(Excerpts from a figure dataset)
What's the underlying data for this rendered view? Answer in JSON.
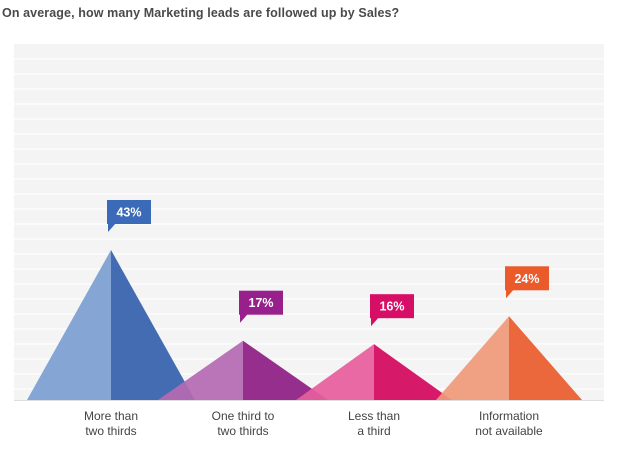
{
  "question": "On average, how many Marketing leads are followed up by Sales?",
  "chart_data": {
    "type": "area",
    "ylim": [
      0,
      50
    ],
    "grid": true,
    "categories": [
      [
        "More than",
        "two thirds"
      ],
      [
        "One third to",
        "two thirds"
      ],
      [
        "Less than",
        "a third"
      ],
      [
        "Information",
        "not available"
      ]
    ],
    "values": [
      43,
      17,
      16,
      24
    ],
    "value_labels": [
      "43%",
      "17%",
      "16%",
      "24%"
    ],
    "colors": [
      {
        "light": "#7c9fd2",
        "dark": "#3561ad",
        "label": "#3b6ab9"
      },
      {
        "light": "#b569b3",
        "dark": "#8e1e84",
        "label": "#97208c"
      },
      {
        "light": "#e65e9c",
        "dark": "#d4075f",
        "label": "#d60e66"
      },
      {
        "light": "#f09a7a",
        "dark": "#e95c2d",
        "label": "#ea5a2a"
      }
    ]
  }
}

To be done »
Exactly as written, return every line of the listing, but not the pictures.

Written response »
What's the underlying data for this rendered view? Answer in JSON.
{
  "question": "On average, how many Marketing leads are followed up by Sales?",
  "chart_data": {
    "type": "area",
    "ylim": [
      0,
      50
    ],
    "grid": true,
    "categories": [
      [
        "More than",
        "two thirds"
      ],
      [
        "One third to",
        "two thirds"
      ],
      [
        "Less than",
        "a third"
      ],
      [
        "Information",
        "not available"
      ]
    ],
    "values": [
      43,
      17,
      16,
      24
    ],
    "value_labels": [
      "43%",
      "17%",
      "16%",
      "24%"
    ],
    "colors": [
      {
        "light": "#7c9fd2",
        "dark": "#3561ad",
        "label": "#3b6ab9"
      },
      {
        "light": "#b569b3",
        "dark": "#8e1e84",
        "label": "#97208c"
      },
      {
        "light": "#e65e9c",
        "dark": "#d4075f",
        "label": "#d60e66"
      },
      {
        "light": "#f09a7a",
        "dark": "#e95c2d",
        "label": "#ea5a2a"
      }
    ]
  }
}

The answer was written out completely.